** START **

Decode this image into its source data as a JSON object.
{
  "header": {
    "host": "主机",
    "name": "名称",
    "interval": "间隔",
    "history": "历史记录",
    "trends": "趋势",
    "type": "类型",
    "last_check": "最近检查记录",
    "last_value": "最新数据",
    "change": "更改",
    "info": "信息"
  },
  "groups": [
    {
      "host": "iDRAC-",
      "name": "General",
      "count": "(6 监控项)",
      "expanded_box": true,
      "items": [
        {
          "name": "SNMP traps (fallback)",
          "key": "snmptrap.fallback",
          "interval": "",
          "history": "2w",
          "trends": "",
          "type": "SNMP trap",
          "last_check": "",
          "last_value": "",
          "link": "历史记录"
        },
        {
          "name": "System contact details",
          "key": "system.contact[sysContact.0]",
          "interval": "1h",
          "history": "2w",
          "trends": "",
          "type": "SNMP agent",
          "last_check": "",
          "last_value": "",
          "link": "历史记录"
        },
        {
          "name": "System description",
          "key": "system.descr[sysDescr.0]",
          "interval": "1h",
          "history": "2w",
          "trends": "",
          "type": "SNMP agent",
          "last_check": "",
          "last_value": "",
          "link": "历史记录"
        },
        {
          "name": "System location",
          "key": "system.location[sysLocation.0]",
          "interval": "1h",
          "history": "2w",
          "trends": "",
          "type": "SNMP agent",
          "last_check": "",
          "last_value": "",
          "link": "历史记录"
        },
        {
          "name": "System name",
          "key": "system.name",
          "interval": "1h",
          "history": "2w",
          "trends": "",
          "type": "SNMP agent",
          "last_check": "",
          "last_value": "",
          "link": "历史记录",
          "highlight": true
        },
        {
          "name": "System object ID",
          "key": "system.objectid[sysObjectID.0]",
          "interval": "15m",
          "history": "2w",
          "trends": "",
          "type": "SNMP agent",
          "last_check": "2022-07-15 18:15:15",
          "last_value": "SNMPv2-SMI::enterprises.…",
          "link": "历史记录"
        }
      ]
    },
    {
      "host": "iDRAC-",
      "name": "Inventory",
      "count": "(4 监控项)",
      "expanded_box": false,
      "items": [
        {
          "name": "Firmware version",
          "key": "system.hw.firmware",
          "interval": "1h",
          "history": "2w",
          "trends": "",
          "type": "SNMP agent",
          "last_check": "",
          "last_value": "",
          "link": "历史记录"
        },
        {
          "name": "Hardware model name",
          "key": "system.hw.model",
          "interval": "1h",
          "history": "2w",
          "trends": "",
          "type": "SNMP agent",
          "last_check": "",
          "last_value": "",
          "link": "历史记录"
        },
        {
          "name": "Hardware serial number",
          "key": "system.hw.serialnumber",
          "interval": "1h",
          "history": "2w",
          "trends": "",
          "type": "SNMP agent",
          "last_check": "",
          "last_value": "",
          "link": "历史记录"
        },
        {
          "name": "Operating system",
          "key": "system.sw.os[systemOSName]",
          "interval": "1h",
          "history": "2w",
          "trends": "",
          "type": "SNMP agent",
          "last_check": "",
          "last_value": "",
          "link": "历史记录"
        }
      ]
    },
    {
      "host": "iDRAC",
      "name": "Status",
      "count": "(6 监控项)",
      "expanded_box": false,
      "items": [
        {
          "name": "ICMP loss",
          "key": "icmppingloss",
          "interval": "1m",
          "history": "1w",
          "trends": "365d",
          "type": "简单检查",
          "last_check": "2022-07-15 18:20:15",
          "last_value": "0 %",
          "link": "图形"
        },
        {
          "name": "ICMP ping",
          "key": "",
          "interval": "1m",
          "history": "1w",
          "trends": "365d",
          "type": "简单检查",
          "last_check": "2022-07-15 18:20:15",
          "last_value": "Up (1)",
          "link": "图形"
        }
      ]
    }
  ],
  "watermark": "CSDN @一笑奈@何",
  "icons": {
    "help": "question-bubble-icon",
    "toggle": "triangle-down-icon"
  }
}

** END **

• Your objective: Find the string "fallback" in the listing and return every line that holds it.

• Answer to the task:
          "name": "SNMP traps (fallback)",
          "key": "snmptrap.fallback",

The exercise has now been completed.